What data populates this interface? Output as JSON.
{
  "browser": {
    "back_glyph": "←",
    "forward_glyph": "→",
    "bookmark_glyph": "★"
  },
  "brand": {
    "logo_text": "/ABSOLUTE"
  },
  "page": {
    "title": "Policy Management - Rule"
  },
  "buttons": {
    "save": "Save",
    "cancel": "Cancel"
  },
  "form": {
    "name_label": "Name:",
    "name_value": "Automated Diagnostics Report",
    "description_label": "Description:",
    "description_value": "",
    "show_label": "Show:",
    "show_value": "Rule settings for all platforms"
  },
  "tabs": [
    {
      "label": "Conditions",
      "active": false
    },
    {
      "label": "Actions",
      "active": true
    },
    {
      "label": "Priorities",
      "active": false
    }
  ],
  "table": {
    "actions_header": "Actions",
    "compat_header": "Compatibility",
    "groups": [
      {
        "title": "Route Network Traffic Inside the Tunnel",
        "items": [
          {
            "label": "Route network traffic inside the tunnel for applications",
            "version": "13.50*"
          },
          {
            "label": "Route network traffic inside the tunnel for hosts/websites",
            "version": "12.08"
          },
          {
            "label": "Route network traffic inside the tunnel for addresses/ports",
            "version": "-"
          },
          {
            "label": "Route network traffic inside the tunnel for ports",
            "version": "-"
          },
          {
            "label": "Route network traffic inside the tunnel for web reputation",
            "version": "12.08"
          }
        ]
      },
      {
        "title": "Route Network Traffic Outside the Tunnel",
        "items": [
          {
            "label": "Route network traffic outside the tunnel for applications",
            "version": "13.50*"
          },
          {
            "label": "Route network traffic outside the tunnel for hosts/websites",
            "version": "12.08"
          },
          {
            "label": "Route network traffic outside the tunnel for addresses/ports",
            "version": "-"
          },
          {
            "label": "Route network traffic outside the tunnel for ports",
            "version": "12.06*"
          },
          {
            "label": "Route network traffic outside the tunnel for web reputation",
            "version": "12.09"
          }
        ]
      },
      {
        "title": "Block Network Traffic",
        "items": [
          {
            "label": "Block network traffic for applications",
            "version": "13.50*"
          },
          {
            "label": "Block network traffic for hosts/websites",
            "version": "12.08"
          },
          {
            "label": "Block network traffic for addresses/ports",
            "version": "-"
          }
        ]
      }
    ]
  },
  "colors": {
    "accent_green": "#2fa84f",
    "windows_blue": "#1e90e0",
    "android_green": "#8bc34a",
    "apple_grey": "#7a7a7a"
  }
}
________________
* **PROBLEM TO WORK ON**: Among the lines of the listing, how many hold the string "reputation"? Respond with only the number.

* **SOLUTION TO THIS EXERCISE**: 2